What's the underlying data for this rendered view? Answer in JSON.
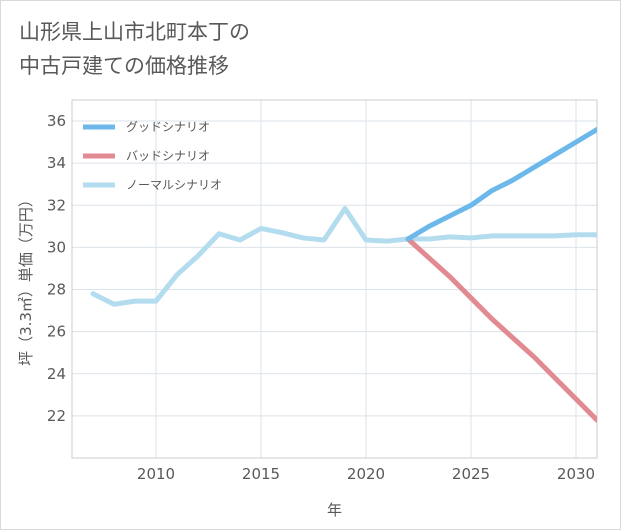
{
  "chart_data": {
    "type": "line",
    "title_lines": [
      "山形県上山市北町本丁の",
      "中古戸建ての価格推移"
    ],
    "xlabel": "年",
    "ylabel": "坪（3.3㎡）単価（万円）",
    "xlim": [
      2006,
      2031
    ],
    "ylim": [
      20,
      37
    ],
    "x_ticks": [
      2010,
      2015,
      2020,
      2025,
      2030
    ],
    "y_ticks": [
      22,
      24,
      26,
      28,
      30,
      32,
      34,
      36
    ],
    "x_tick_labels": [
      "2010",
      "2015",
      "2020",
      "2025",
      "2030"
    ],
    "y_tick_labels": [
      "22",
      "24",
      "26",
      "28",
      "30",
      "32",
      "34",
      "36"
    ],
    "grid": true,
    "legend_position": "top-left",
    "series": [
      {
        "name": "グッドシナリオ",
        "color": "#6cb8ea",
        "points": [
          [
            2022,
            30.4
          ],
          [
            2023,
            31.0
          ],
          [
            2024,
            31.5
          ],
          [
            2025,
            32.0
          ],
          [
            2026,
            32.7
          ],
          [
            2027,
            33.2
          ],
          [
            2028,
            33.8
          ],
          [
            2029,
            34.4
          ],
          [
            2030,
            35.0
          ],
          [
            2031,
            35.6
          ]
        ]
      },
      {
        "name": "バッドシナリオ",
        "color": "#e28a92",
        "points": [
          [
            2022,
            30.4
          ],
          [
            2023,
            29.5
          ],
          [
            2024,
            28.6
          ],
          [
            2025,
            27.6
          ],
          [
            2026,
            26.6
          ],
          [
            2027,
            25.7
          ],
          [
            2028,
            24.8
          ],
          [
            2029,
            23.8
          ],
          [
            2030,
            22.8
          ],
          [
            2031,
            21.8
          ]
        ]
      },
      {
        "name": "ノーマルシナリオ",
        "color": "#b3ddef",
        "points": [
          [
            2007,
            27.8
          ],
          [
            2008,
            27.3
          ],
          [
            2009,
            27.45
          ],
          [
            2010,
            27.45
          ],
          [
            2011,
            28.7
          ],
          [
            2012,
            29.6
          ],
          [
            2013,
            30.65
          ],
          [
            2014,
            30.35
          ],
          [
            2015,
            30.9
          ],
          [
            2016,
            30.7
          ],
          [
            2017,
            30.45
          ],
          [
            2018,
            30.35
          ],
          [
            2019,
            31.85
          ],
          [
            2020,
            30.35
          ],
          [
            2021,
            30.3
          ],
          [
            2022,
            30.4
          ],
          [
            2023,
            30.4
          ],
          [
            2024,
            30.5
          ],
          [
            2025,
            30.45
          ],
          [
            2026,
            30.55
          ],
          [
            2027,
            30.55
          ],
          [
            2028,
            30.55
          ],
          [
            2029,
            30.55
          ],
          [
            2030,
            30.6
          ],
          [
            2031,
            30.6
          ]
        ]
      }
    ]
  }
}
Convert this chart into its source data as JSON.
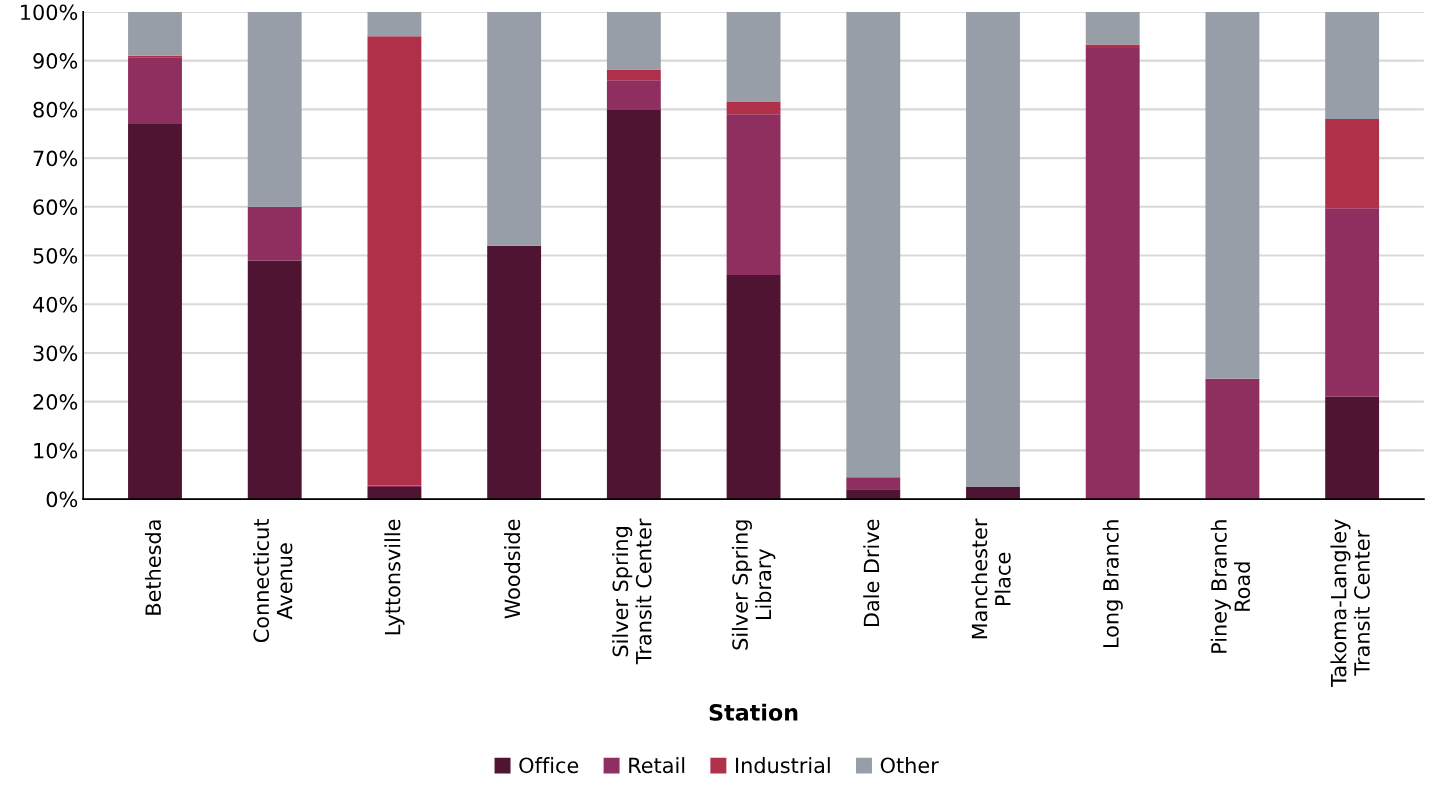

□ □ □

SHORT PROBLEM: Nothing but the pictures may be dropped; output the records above exactly.

COMPLETE ANSWER:
What's the underlying data for this rendered view? Answer in JSON.
{
  "chart_data": {
    "type": "line",
    "title_lines": [
      "山形県上山市北町本丁の",
      "中古戸建ての価格推移"
    ],
    "xlabel": "年",
    "ylabel": "坪（3.3㎡）単価（万円）",
    "xlim": [
      2006,
      2031
    ],
    "ylim": [
      20,
      37
    ],
    "x_ticks": [
      2010,
      2015,
      2020,
      2025,
      2030
    ],
    "y_ticks": [
      22,
      24,
      26,
      28,
      30,
      32,
      34,
      36
    ],
    "x_tick_labels": [
      "2010",
      "2015",
      "2020",
      "2025",
      "2030"
    ],
    "y_tick_labels": [
      "22",
      "24",
      "26",
      "28",
      "30",
      "32",
      "34",
      "36"
    ],
    "grid": true,
    "legend_position": "top-left",
    "series": [
      {
        "name": "グッドシナリオ",
        "color": "#6cb8ea",
        "points": [
          [
            2022,
            30.4
          ],
          [
            2023,
            31.0
          ],
          [
            2024,
            31.5
          ],
          [
            2025,
            32.0
          ],
          [
            2026,
            32.7
          ],
          [
            2027,
            33.2
          ],
          [
            2028,
            33.8
          ],
          [
            2029,
            34.4
          ],
          [
            2030,
            35.0
          ],
          [
            2031,
            35.6
          ]
        ]
      },
      {
        "name": "バッドシナリオ",
        "color": "#e28a92",
        "points": [
          [
            2022,
            30.4
          ],
          [
            2023,
            29.5
          ],
          [
            2024,
            28.6
          ],
          [
            2025,
            27.6
          ],
          [
            2026,
            26.6
          ],
          [
            2027,
            25.7
          ],
          [
            2028,
            24.8
          ],
          [
            2029,
            23.8
          ],
          [
            2030,
            22.8
          ],
          [
            2031,
            21.8
          ]
        ]
      },
      {
        "name": "ノーマルシナリオ",
        "color": "#b3ddef",
        "points": [
          [
            2007,
            27.8
          ],
          [
            2008,
            27.3
          ],
          [
            2009,
            27.45
          ],
          [
            2010,
            27.45
          ],
          [
            2011,
            28.7
          ],
          [
            2012,
            29.6
          ],
          [
            2013,
            30.65
          ],
          [
            2014,
            30.35
          ],
          [
            2015,
            30.9
          ],
          [
            2016,
            30.7
          ],
          [
            2017,
            30.45
          ],
          [
            2018,
            30.35
          ],
          [
            2019,
            31.85
          ],
          [
            2020,
            30.35
          ],
          [
            2021,
            30.3
          ],
          [
            2022,
            30.4
          ],
          [
            2023,
            30.4
          ],
          [
            2024,
            30.5
          ],
          [
            2025,
            30.45
          ],
          [
            2026,
            30.55
          ],
          [
            2027,
            30.55
          ],
          [
            2028,
            30.55
          ],
          [
            2029,
            30.55
          ],
          [
            2030,
            30.6
          ],
          [
            2031,
            30.6
          ]
        ]
      }
    ]
  }
}
Convert this chart into its source data as JSON.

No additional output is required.